### Exercise requirements
(a) Summarize the CLR 4.0 interoperability article in two sentences.
(b) Reproduce verbatim the stretch of the CLR 4.0 interoperability article from "A call to PInvoke" through "these debug assistants.".

### Excerpt to read
= Beginning of Section =

CLR 4.0: Native-Managed Interoperability Improvements

Exposing a native application to a managed application hasn’t always been the easiest experience. The good news is that there are some significant improvements in the interoperability story between native and managed code.

In the current versions of the .NET Framework, the process starts with running the tlbimp tool to create an interop assembly. The problem here is that tlbimp doesn’t always get everything right so you have to fix the assembly by running ildasm and then hand modify the IL or write some JScript to do it and then run ilasm to regenerate the assembly and designate it as a primary interop assembly (PIA).

This process becomes somewhat simpler now with the availability of a managed version of tlbimp on CodePlex. The other big improvement, and this is a pretty major change in the interop story, are the changes in the deployment experience. This falls under the name of “NoPIA”, which means exactly that: no Primary Interop Assembly.

At design time when you add a reference to a PIA you now have a flag you can set which tells the compiler to embed only the methods that are used and pulls in the referenced types to local definitions. By using the new TypeIdentityAttribute, the CLR can maintain type equivalence by respecting the type GUID. (There is a whole lot more to the NoPIA work than this, which really deserves its own post.)

The other significant change is around writing p/invoke wrappers. This has become simpler with the managed debugging assistants (MDA) which look at the stack pointer before and after a p/invoke call. If you’ve ever seen an error message similar to this:

A call to PInvoke function ….::SendMessage’ has unbalanced the stack. This is likely because the managed PInvoke signature does not match the unmanaged target signature. Check that the calling convention and parameters of the PInvoke signature match the target unmanaged signature.

You’ve encountered one of these debug assistants.

In .NET, defining a DLL entry point is disconnected from the actual code that gets called, which pulls parameters off the stack one at a time by changing the stack pointer by the size of the parameter being removed. P/invoke code does the opposite and puts things on the stack by increasing the stack pointer by the size of the parameter being added. If those two processes are not identical, the stack pointer will not be the same when the p/invoke call returns and means that p/invoke definition did not define the function parameters correctly. The p/invoke MDA is meant to catch these errors.

= End of Section =

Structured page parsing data
= Beginning of Section =

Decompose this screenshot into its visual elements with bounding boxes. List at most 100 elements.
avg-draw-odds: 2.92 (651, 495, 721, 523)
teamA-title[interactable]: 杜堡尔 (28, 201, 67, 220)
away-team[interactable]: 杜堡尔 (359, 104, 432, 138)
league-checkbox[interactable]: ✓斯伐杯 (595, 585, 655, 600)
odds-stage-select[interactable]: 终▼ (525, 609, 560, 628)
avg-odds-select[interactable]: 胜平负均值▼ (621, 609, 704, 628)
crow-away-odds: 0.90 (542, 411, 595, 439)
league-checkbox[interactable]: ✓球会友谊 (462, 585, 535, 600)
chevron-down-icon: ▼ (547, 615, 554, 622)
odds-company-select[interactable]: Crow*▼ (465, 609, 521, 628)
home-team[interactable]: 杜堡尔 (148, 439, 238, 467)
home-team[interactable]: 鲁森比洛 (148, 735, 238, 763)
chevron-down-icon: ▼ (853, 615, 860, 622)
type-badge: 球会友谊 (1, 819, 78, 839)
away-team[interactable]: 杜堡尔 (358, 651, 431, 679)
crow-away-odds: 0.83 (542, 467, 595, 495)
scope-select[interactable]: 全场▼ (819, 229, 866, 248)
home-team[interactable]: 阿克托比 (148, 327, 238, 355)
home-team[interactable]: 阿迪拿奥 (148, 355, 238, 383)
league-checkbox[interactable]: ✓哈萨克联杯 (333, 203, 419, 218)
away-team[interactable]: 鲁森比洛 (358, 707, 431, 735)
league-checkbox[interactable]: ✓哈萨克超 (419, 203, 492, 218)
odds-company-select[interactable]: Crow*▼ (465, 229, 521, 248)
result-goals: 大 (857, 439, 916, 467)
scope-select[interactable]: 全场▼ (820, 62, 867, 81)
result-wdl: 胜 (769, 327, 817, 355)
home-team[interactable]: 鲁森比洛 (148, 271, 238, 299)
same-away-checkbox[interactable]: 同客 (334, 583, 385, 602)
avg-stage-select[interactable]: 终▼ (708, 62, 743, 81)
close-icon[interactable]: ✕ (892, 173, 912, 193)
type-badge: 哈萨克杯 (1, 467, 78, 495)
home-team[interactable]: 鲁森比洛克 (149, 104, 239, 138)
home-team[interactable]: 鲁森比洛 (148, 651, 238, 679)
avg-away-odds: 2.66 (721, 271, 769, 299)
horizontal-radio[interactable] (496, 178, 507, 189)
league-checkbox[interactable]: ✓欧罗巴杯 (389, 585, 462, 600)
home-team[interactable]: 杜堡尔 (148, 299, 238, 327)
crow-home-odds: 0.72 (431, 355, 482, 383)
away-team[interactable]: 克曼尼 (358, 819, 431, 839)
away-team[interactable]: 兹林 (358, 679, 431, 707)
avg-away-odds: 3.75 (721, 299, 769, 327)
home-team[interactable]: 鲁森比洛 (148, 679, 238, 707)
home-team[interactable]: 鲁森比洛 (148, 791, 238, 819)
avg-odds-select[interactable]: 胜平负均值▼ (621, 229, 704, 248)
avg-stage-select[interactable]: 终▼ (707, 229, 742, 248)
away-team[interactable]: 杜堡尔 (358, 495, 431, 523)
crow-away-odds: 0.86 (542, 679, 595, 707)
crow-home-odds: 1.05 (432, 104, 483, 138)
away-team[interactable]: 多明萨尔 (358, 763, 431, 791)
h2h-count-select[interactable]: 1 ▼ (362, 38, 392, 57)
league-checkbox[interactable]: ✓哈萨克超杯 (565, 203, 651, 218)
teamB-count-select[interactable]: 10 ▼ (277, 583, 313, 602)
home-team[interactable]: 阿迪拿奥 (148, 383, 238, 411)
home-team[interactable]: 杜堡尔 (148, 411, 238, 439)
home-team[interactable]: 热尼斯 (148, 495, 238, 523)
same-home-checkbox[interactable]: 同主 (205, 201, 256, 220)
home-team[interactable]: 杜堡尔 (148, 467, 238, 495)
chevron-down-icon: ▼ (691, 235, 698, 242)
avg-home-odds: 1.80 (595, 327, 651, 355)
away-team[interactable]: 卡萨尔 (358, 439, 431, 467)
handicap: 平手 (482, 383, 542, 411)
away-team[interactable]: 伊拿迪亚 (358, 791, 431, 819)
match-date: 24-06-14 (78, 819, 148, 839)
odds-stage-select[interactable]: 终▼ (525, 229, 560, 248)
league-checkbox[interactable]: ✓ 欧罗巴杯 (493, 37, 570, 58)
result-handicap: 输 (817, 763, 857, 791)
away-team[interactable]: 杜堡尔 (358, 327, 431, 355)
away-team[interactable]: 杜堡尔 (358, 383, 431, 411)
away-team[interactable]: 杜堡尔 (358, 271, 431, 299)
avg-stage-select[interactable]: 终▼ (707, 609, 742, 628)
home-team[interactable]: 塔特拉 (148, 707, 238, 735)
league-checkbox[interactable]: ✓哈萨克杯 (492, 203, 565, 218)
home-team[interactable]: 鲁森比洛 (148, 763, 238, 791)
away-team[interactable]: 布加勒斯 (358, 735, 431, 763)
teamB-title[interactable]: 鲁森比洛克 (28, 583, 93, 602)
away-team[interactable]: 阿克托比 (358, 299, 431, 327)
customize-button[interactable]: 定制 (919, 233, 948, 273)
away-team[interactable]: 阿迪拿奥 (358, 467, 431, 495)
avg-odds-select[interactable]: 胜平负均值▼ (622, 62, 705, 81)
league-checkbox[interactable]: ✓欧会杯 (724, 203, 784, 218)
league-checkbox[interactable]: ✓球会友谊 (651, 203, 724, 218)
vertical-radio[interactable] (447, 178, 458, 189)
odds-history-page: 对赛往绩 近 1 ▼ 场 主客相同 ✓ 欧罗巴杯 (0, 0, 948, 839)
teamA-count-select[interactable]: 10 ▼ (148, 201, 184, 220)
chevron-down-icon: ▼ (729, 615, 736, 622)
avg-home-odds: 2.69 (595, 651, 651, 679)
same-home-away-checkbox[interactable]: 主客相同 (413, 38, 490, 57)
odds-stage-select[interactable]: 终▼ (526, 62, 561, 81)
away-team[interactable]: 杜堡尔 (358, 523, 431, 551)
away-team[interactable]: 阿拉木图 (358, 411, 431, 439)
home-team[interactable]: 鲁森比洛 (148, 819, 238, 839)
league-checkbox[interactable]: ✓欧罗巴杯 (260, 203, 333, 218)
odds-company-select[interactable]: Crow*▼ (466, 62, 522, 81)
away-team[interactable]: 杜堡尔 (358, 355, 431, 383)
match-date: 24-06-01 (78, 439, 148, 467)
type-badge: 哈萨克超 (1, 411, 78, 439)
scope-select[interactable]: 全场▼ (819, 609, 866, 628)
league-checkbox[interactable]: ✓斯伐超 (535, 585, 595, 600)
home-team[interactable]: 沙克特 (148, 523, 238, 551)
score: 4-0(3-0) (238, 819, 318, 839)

= End of Section =

### Solutions by task
(a) Interoperability between native and managed code has improved significantly: a managed version of tlbimp is now on CodePlex, and the "NoPIA" deployment change lets the compiler embed only the methods that are used instead of relying on a primary interop assembly. Writing p/invoke wrappers is also simpler with managed debugging assistants, which check the stack pointer before and after a p/invoke call to catch function parameters that were not defined correctly.

(b)
A call to PInvoke function ….::SendMessage’ has unbalanced the stack. This is likely because the managed PInvoke signature does not match the unmanaged target signature. Check that the calling convention and parameters of the PInvoke signature match the target unmanaged signature.

You’ve encountered one of these debug assistants.